++++ DATASET ++++

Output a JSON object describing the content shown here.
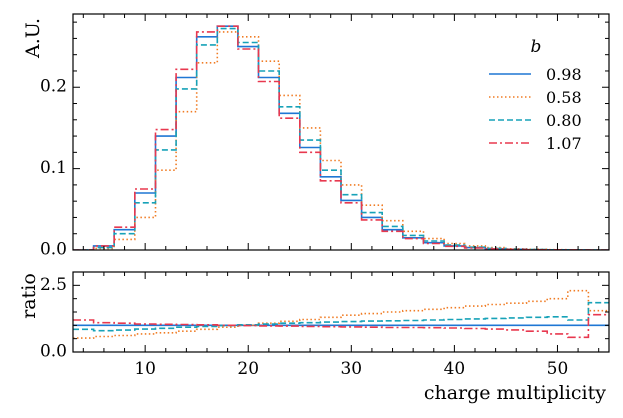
{
  "chart_data": [
    {
      "type": "line",
      "step": true,
      "title": "",
      "xlabel": "",
      "ylabel": "A.U.",
      "xlim": [
        3,
        55
      ],
      "ylim": [
        0,
        0.29
      ],
      "yticks": [
        0.0,
        0.1,
        0.2
      ],
      "ytick_labels": [
        "0.0",
        "0.1",
        "0.2"
      ],
      "bin_edges": [
        3,
        5,
        7,
        9,
        11,
        13,
        15,
        17,
        19,
        21,
        23,
        25,
        27,
        29,
        31,
        33,
        35,
        37,
        39,
        41,
        43,
        45,
        47,
        49,
        51,
        53,
        55
      ],
      "legend": {
        "title": "b",
        "position": "top-right"
      },
      "series": [
        {
          "name": "0.98",
          "color": "#1f77d4",
          "dash": "solid",
          "values": [
            0.0,
            0.005,
            0.025,
            0.07,
            0.14,
            0.212,
            0.262,
            0.275,
            0.25,
            0.212,
            0.168,
            0.126,
            0.09,
            0.061,
            0.04,
            0.025,
            0.015,
            0.009,
            0.005,
            0.003,
            0.0015,
            0.0008,
            0.0004,
            0.0002,
            0.0001,
            0.0
          ]
        },
        {
          "name": "0.58",
          "color": "#f07c24",
          "dash": "dotted",
          "values": [
            0.0,
            0.002,
            0.013,
            0.04,
            0.098,
            0.17,
            0.23,
            0.268,
            0.262,
            0.232,
            0.19,
            0.15,
            0.11,
            0.08,
            0.055,
            0.036,
            0.023,
            0.014,
            0.008,
            0.005,
            0.003,
            0.0015,
            0.0008,
            0.0004,
            0.0002,
            0.0001
          ]
        },
        {
          "name": "0.80",
          "color": "#17a2b8",
          "dash": "dashed",
          "values": [
            0.0,
            0.003,
            0.02,
            0.058,
            0.123,
            0.198,
            0.252,
            0.272,
            0.255,
            0.22,
            0.176,
            0.135,
            0.098,
            0.068,
            0.046,
            0.029,
            0.018,
            0.011,
            0.006,
            0.0035,
            0.002,
            0.001,
            0.0005,
            0.0002,
            0.0001,
            0.0
          ]
        },
        {
          "name": "1.07",
          "color": "#e8384f",
          "dash": "dashdot",
          "values": [
            0.0,
            0.005,
            0.028,
            0.075,
            0.148,
            0.222,
            0.268,
            0.275,
            0.247,
            0.207,
            0.162,
            0.12,
            0.085,
            0.058,
            0.037,
            0.023,
            0.014,
            0.008,
            0.0045,
            0.0025,
            0.0013,
            0.0007,
            0.0003,
            0.0002,
            0.0001,
            0.0
          ]
        }
      ]
    },
    {
      "type": "line",
      "step": true,
      "title": "",
      "xlabel": "charge multiplicity",
      "ylabel": "ratio",
      "xlim": [
        3,
        55
      ],
      "ylim": [
        0,
        3
      ],
      "xticks": [
        10,
        20,
        30,
        40,
        50
      ],
      "xtick_labels": [
        "10",
        "20",
        "30",
        "40",
        "50"
      ],
      "yticks": [
        0.0,
        2.5
      ],
      "ytick_labels": [
        "0.0",
        "2.5"
      ],
      "bin_edges": [
        3,
        5,
        7,
        9,
        11,
        13,
        15,
        17,
        19,
        21,
        23,
        25,
        27,
        29,
        31,
        33,
        35,
        37,
        39,
        41,
        43,
        45,
        47,
        49,
        51,
        53,
        55
      ],
      "series": [
        {
          "name": "0.98",
          "color": "#1f77d4",
          "dash": "solid",
          "values": [
            1.0,
            1.0,
            1.0,
            1.0,
            1.0,
            1.0,
            1.0,
            1.0,
            1.0,
            1.0,
            1.0,
            1.0,
            1.0,
            1.0,
            1.0,
            1.0,
            1.0,
            1.0,
            1.0,
            1.0,
            1.0,
            1.0,
            1.0,
            1.0,
            1.0,
            1.0
          ]
        },
        {
          "name": "0.58",
          "color": "#f07c24",
          "dash": "dotted",
          "values": [
            0.52,
            0.58,
            0.62,
            0.68,
            0.72,
            0.78,
            0.85,
            0.93,
            1.0,
            1.08,
            1.15,
            1.22,
            1.3,
            1.38,
            1.44,
            1.5,
            1.55,
            1.6,
            1.66,
            1.72,
            1.78,
            1.83,
            1.9,
            2.0,
            2.3,
            1.55
          ]
        },
        {
          "name": "0.80",
          "color": "#17a2b8",
          "dash": "dashed",
          "values": [
            0.85,
            0.8,
            0.82,
            0.86,
            0.89,
            0.93,
            0.96,
            0.99,
            1.02,
            1.05,
            1.08,
            1.1,
            1.12,
            1.14,
            1.16,
            1.17,
            1.18,
            1.2,
            1.22,
            1.24,
            1.26,
            1.28,
            1.3,
            1.32,
            1.2,
            1.85
          ]
        },
        {
          "name": "1.07",
          "color": "#e8384f",
          "dash": "dashdot",
          "values": [
            1.2,
            1.1,
            1.08,
            1.05,
            1.04,
            1.03,
            1.02,
            1.0,
            0.99,
            0.98,
            0.97,
            0.96,
            0.95,
            0.94,
            0.93,
            0.92,
            0.92,
            0.91,
            0.9,
            0.88,
            0.86,
            0.83,
            0.78,
            0.68,
            0.55,
            1.4
          ]
        }
      ]
    }
  ]
}
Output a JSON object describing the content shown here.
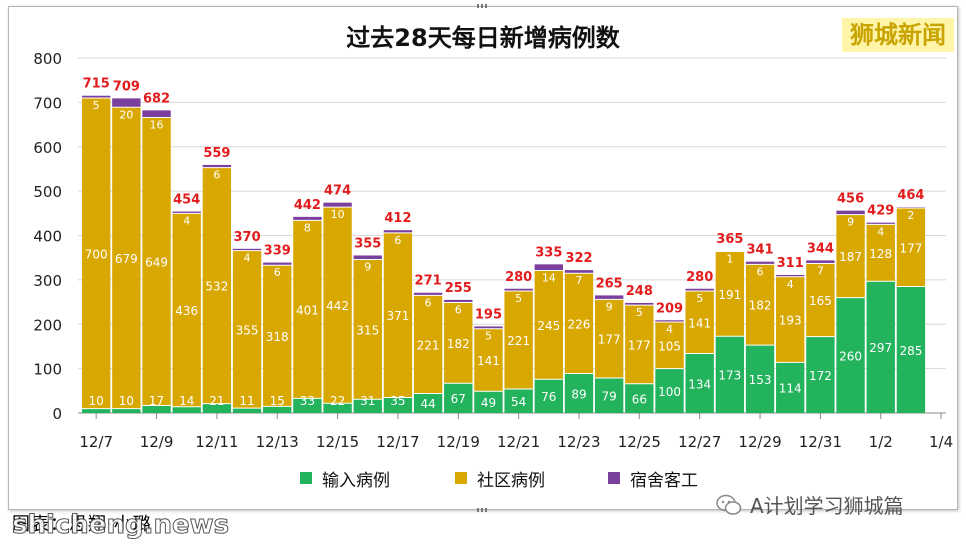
{
  "chart_data": {
    "type": "bar",
    "stacked": true,
    "title": "过去28天每日新增病例数",
    "categories": [
      "12/7",
      "12/8",
      "12/9",
      "12/10",
      "12/11",
      "12/12",
      "12/13",
      "12/14",
      "12/15",
      "12/16",
      "12/17",
      "12/18",
      "12/19",
      "12/20",
      "12/21",
      "12/22",
      "12/23",
      "12/24",
      "12/25",
      "12/26",
      "12/27",
      "12/28",
      "12/29",
      "12/30",
      "12/31",
      "1/1",
      "1/2",
      "1/3"
    ],
    "x_tick_labels": [
      "12/7",
      "12/9",
      "12/11",
      "12/13",
      "12/15",
      "12/17",
      "12/19",
      "12/21",
      "12/23",
      "12/25",
      "12/27",
      "12/29",
      "12/31",
      "1/2",
      "1/4"
    ],
    "series": [
      {
        "name": "输入病例",
        "color": "#22b35c",
        "values": [
          10,
          10,
          17,
          14,
          21,
          11,
          15,
          33,
          22,
          31,
          35,
          44,
          67,
          49,
          54,
          76,
          89,
          79,
          66,
          100,
          134,
          173,
          153,
          114,
          172,
          260,
          297,
          285
        ]
      },
      {
        "name": "社区病例",
        "color": "#d9a800",
        "values": [
          700,
          679,
          649,
          436,
          532,
          355,
          318,
          401,
          442,
          315,
          371,
          221,
          182,
          141,
          221,
          245,
          226,
          177,
          177,
          105,
          141,
          191,
          182,
          193,
          165,
          187,
          128,
          177
        ]
      },
      {
        "name": "宿舍客工",
        "color": "#7b3f9e",
        "values": [
          5,
          20,
          16,
          4,
          6,
          4,
          6,
          8,
          10,
          9,
          6,
          6,
          6,
          5,
          5,
          14,
          7,
          9,
          5,
          4,
          5,
          1,
          6,
          4,
          7,
          9,
          4,
          2
        ]
      }
    ],
    "totals": [
      715,
      709,
      682,
      454,
      559,
      370,
      339,
      442,
      474,
      355,
      412,
      271,
      255,
      195,
      280,
      335,
      322,
      265,
      248,
      209,
      280,
      365,
      341,
      311,
      344,
      456,
      429,
      464
    ],
    "ylim": [
      0,
      800
    ],
    "yticks": [
      0,
      100,
      200,
      300,
      400,
      500,
      600,
      700,
      800
    ],
    "grid": true,
    "legend": "bottom"
  },
  "brand": "狮城新闻",
  "caption": "图表：思翔·小璐",
  "watermark_wechat": "A计划学习狮城篇",
  "watermark_site": "shicheng.news",
  "colors": {
    "total_label": "#e21c1c",
    "grid": "#d8d8d8",
    "axis": "#888888"
  }
}
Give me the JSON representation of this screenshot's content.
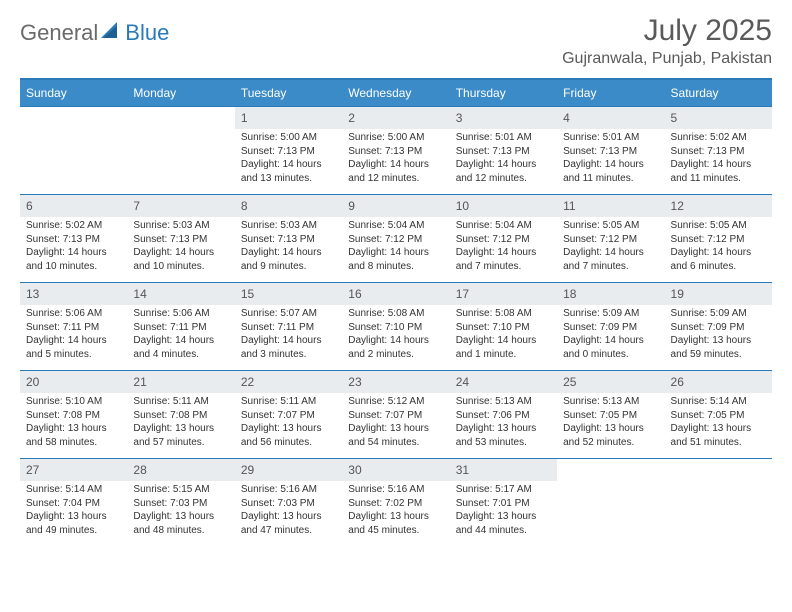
{
  "logo": {
    "text1": "General",
    "text2": "Blue"
  },
  "title": "July 2025",
  "location": "Gujranwala, Punjab, Pakistan",
  "colors": {
    "accent": "#3b8bc9",
    "rule": "#2a7ab8",
    "daybg": "#e9ecef"
  },
  "day_headers": [
    "Sunday",
    "Monday",
    "Tuesday",
    "Wednesday",
    "Thursday",
    "Friday",
    "Saturday"
  ],
  "weeks": [
    [
      null,
      null,
      {
        "n": "1",
        "sunrise": "5:00 AM",
        "sunset": "7:13 PM",
        "daylight": "14 hours and 13 minutes."
      },
      {
        "n": "2",
        "sunrise": "5:00 AM",
        "sunset": "7:13 PM",
        "daylight": "14 hours and 12 minutes."
      },
      {
        "n": "3",
        "sunrise": "5:01 AM",
        "sunset": "7:13 PM",
        "daylight": "14 hours and 12 minutes."
      },
      {
        "n": "4",
        "sunrise": "5:01 AM",
        "sunset": "7:13 PM",
        "daylight": "14 hours and 11 minutes."
      },
      {
        "n": "5",
        "sunrise": "5:02 AM",
        "sunset": "7:13 PM",
        "daylight": "14 hours and 11 minutes."
      }
    ],
    [
      {
        "n": "6",
        "sunrise": "5:02 AM",
        "sunset": "7:13 PM",
        "daylight": "14 hours and 10 minutes."
      },
      {
        "n": "7",
        "sunrise": "5:03 AM",
        "sunset": "7:13 PM",
        "daylight": "14 hours and 10 minutes."
      },
      {
        "n": "8",
        "sunrise": "5:03 AM",
        "sunset": "7:13 PM",
        "daylight": "14 hours and 9 minutes."
      },
      {
        "n": "9",
        "sunrise": "5:04 AM",
        "sunset": "7:12 PM",
        "daylight": "14 hours and 8 minutes."
      },
      {
        "n": "10",
        "sunrise": "5:04 AM",
        "sunset": "7:12 PM",
        "daylight": "14 hours and 7 minutes."
      },
      {
        "n": "11",
        "sunrise": "5:05 AM",
        "sunset": "7:12 PM",
        "daylight": "14 hours and 7 minutes."
      },
      {
        "n": "12",
        "sunrise": "5:05 AM",
        "sunset": "7:12 PM",
        "daylight": "14 hours and 6 minutes."
      }
    ],
    [
      {
        "n": "13",
        "sunrise": "5:06 AM",
        "sunset": "7:11 PM",
        "daylight": "14 hours and 5 minutes."
      },
      {
        "n": "14",
        "sunrise": "5:06 AM",
        "sunset": "7:11 PM",
        "daylight": "14 hours and 4 minutes."
      },
      {
        "n": "15",
        "sunrise": "5:07 AM",
        "sunset": "7:11 PM",
        "daylight": "14 hours and 3 minutes."
      },
      {
        "n": "16",
        "sunrise": "5:08 AM",
        "sunset": "7:10 PM",
        "daylight": "14 hours and 2 minutes."
      },
      {
        "n": "17",
        "sunrise": "5:08 AM",
        "sunset": "7:10 PM",
        "daylight": "14 hours and 1 minute."
      },
      {
        "n": "18",
        "sunrise": "5:09 AM",
        "sunset": "7:09 PM",
        "daylight": "14 hours and 0 minutes."
      },
      {
        "n": "19",
        "sunrise": "5:09 AM",
        "sunset": "7:09 PM",
        "daylight": "13 hours and 59 minutes."
      }
    ],
    [
      {
        "n": "20",
        "sunrise": "5:10 AM",
        "sunset": "7:08 PM",
        "daylight": "13 hours and 58 minutes."
      },
      {
        "n": "21",
        "sunrise": "5:11 AM",
        "sunset": "7:08 PM",
        "daylight": "13 hours and 57 minutes."
      },
      {
        "n": "22",
        "sunrise": "5:11 AM",
        "sunset": "7:07 PM",
        "daylight": "13 hours and 56 minutes."
      },
      {
        "n": "23",
        "sunrise": "5:12 AM",
        "sunset": "7:07 PM",
        "daylight": "13 hours and 54 minutes."
      },
      {
        "n": "24",
        "sunrise": "5:13 AM",
        "sunset": "7:06 PM",
        "daylight": "13 hours and 53 minutes."
      },
      {
        "n": "25",
        "sunrise": "5:13 AM",
        "sunset": "7:05 PM",
        "daylight": "13 hours and 52 minutes."
      },
      {
        "n": "26",
        "sunrise": "5:14 AM",
        "sunset": "7:05 PM",
        "daylight": "13 hours and 51 minutes."
      }
    ],
    [
      {
        "n": "27",
        "sunrise": "5:14 AM",
        "sunset": "7:04 PM",
        "daylight": "13 hours and 49 minutes."
      },
      {
        "n": "28",
        "sunrise": "5:15 AM",
        "sunset": "7:03 PM",
        "daylight": "13 hours and 48 minutes."
      },
      {
        "n": "29",
        "sunrise": "5:16 AM",
        "sunset": "7:03 PM",
        "daylight": "13 hours and 47 minutes."
      },
      {
        "n": "30",
        "sunrise": "5:16 AM",
        "sunset": "7:02 PM",
        "daylight": "13 hours and 45 minutes."
      },
      {
        "n": "31",
        "sunrise": "5:17 AM",
        "sunset": "7:01 PM",
        "daylight": "13 hours and 44 minutes."
      },
      null,
      null
    ]
  ],
  "labels": {
    "sunrise": "Sunrise:",
    "sunset": "Sunset:",
    "daylight": "Daylight:"
  }
}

++++

## WHAT THE TASK ASKS
Copy out each line in the listing that has the word "xlabel".

## RESPONSE
      "xlabel": "",
      "xlabel": "charge multiplicity",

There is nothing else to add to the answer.